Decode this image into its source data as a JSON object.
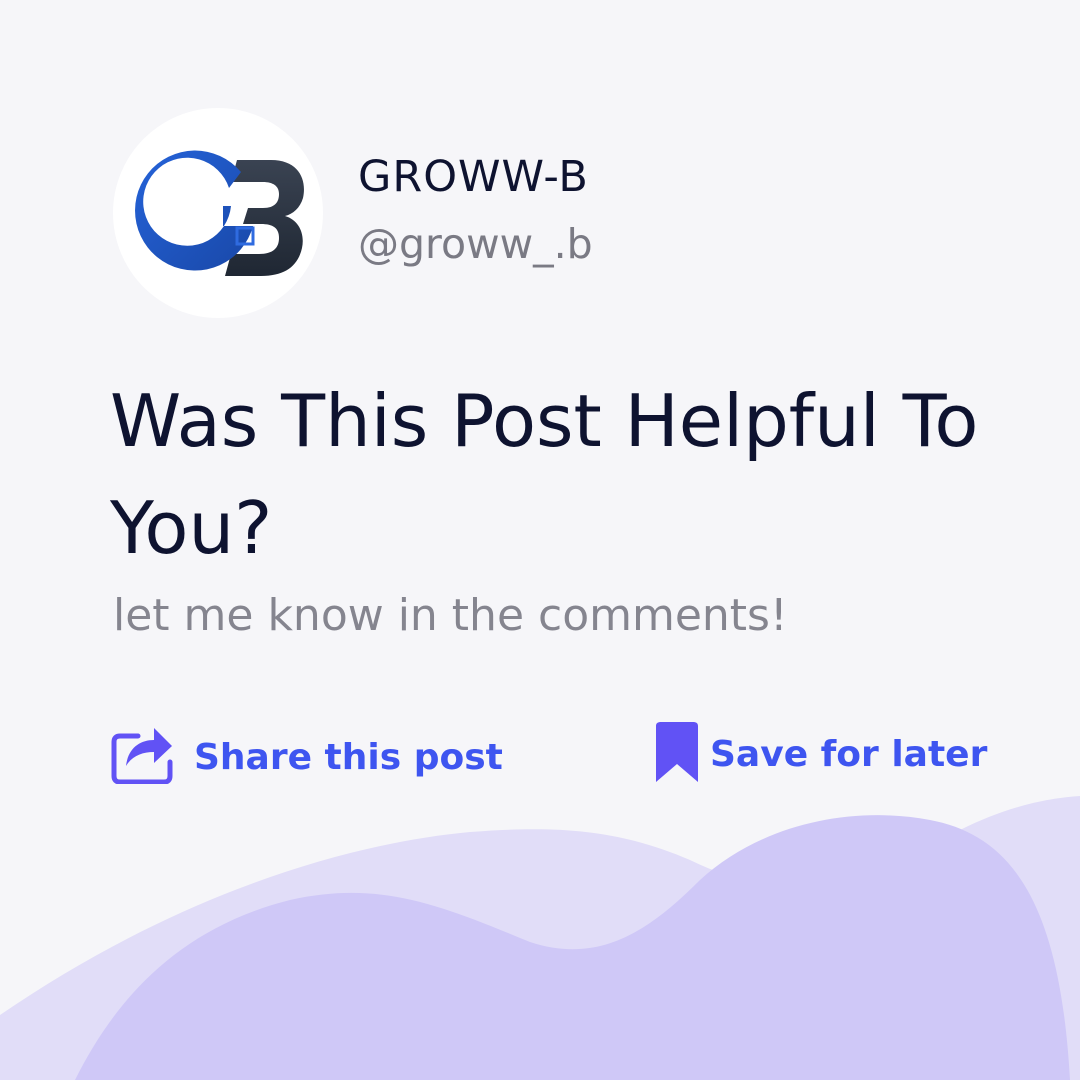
{
  "profile": {
    "name": "GROWW-B",
    "handle": "@groww_.b",
    "avatar_icon": "gb-logo-icon"
  },
  "post": {
    "headline": "Was This Post Helpful To You?",
    "subtext": "let me know in the comments!"
  },
  "actions": {
    "share_label": "Share this post",
    "share_icon": "share-icon",
    "save_label": "Save for later",
    "save_icon": "bookmark-icon"
  },
  "colors": {
    "background": "#f6f6f9",
    "text_primary": "#0e1330",
    "text_secondary": "#85858f",
    "accent": "#3e55f0",
    "icon_purple": "#6152f5",
    "blob_light": "#e1ddf8",
    "blob_dark": "#cfc8f7"
  }
}
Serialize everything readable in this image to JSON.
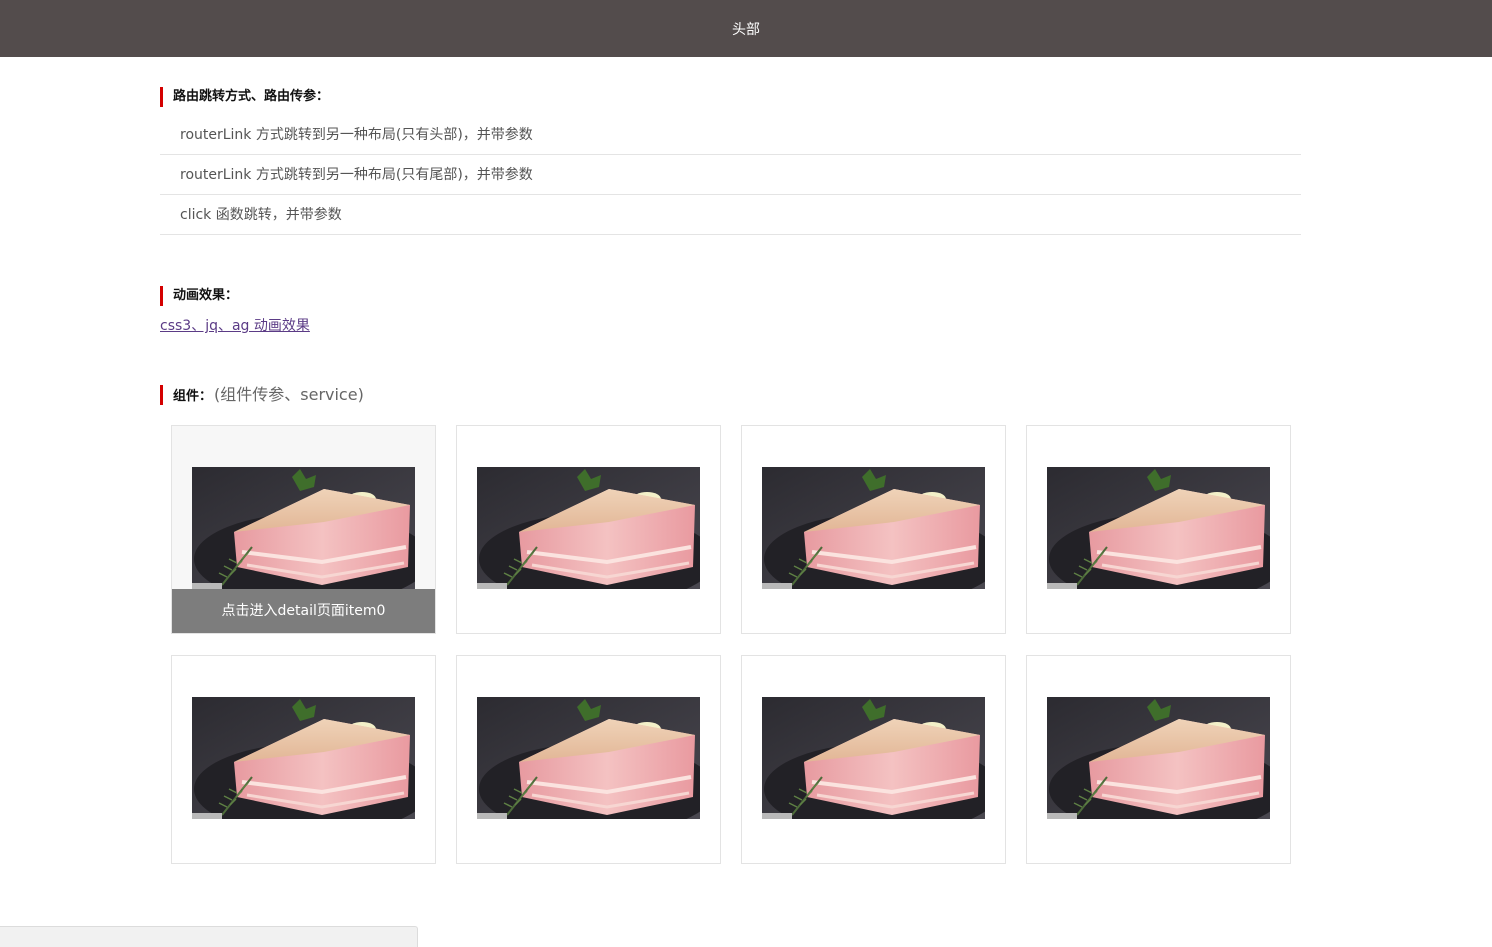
{
  "header": {
    "title": "头部"
  },
  "routing": {
    "title": "路由跳转方式、路由传参：",
    "items": [
      "routerLink 方式跳转到另一种布局(只有头部)，并带参数",
      "routerLink 方式跳转到另一种布局(只有尾部)，并带参数",
      "click 函数跳转，并带参数"
    ]
  },
  "animation": {
    "title": "动画效果：",
    "link": "css3、jq、ag 动画效果"
  },
  "components": {
    "title": "组件：",
    "subtitle": "(组件传参、service)",
    "cards": [
      {
        "image": "pork-belly-photo",
        "caption": "点击进入detail页面item0",
        "hovered": true
      },
      {
        "image": "pork-belly-photo",
        "caption": "",
        "hovered": false
      },
      {
        "image": "pork-belly-photo",
        "caption": "",
        "hovered": false
      },
      {
        "image": "pork-belly-photo",
        "caption": "",
        "hovered": false
      },
      {
        "image": "pork-belly-photo",
        "caption": "",
        "hovered": false
      },
      {
        "image": "pork-belly-photo",
        "caption": "",
        "hovered": false
      },
      {
        "image": "pork-belly-photo",
        "caption": "",
        "hovered": false
      },
      {
        "image": "pork-belly-photo",
        "caption": "",
        "hovered": false
      }
    ]
  },
  "colors": {
    "header_bg": "#534c4c",
    "accent_bar": "#d40000",
    "link": "#5b3b86",
    "caption_bg": "#7d7d7d"
  }
}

• • • •

STATED PROBLEM - Repeat the line containing "Serialize everything readable" and every line after it up to the end of the material above, exactly as they stand, minus the pictures.

CORRECT OUTPUT -
Serialize everything readable in this image to JSON.
{
  "header": {
    "title": "头部"
  },
  "routing": {
    "title": "路由跳转方式、路由传参：",
    "items": [
      "routerLink 方式跳转到另一种布局(只有头部)，并带参数",
      "routerLink 方式跳转到另一种布局(只有尾部)，并带参数",
      "click 函数跳转，并带参数"
    ]
  },
  "animation": {
    "title": "动画效果：",
    "link": "css3、jq、ag 动画效果"
  },
  "components": {
    "title": "组件：",
    "subtitle": "(组件传参、service)",
    "cards": [
      {
        "image": "pork-belly-photo",
        "caption": "点击进入detail页面item0",
        "hovered": true
      },
      {
        "image": "pork-belly-photo",
        "caption": "",
        "hovered": false
      },
      {
        "image": "pork-belly-photo",
        "caption": "",
        "hovered": false
      },
      {
        "image": "pork-belly-photo",
        "caption": "",
        "hovered": false
      },
      {
        "image": "pork-belly-photo",
        "caption": "",
        "hovered": false
      },
      {
        "image": "pork-belly-photo",
        "caption": "",
        "hovered": false
      },
      {
        "image": "pork-belly-photo",
        "caption": "",
        "hovered": false
      },
      {
        "image": "pork-belly-photo",
        "caption": "",
        "hovered": false
      }
    ]
  },
  "colors": {
    "header_bg": "#534c4c",
    "accent_bar": "#d40000",
    "link": "#5b3b86",
    "caption_bg": "#7d7d7d"
  }
}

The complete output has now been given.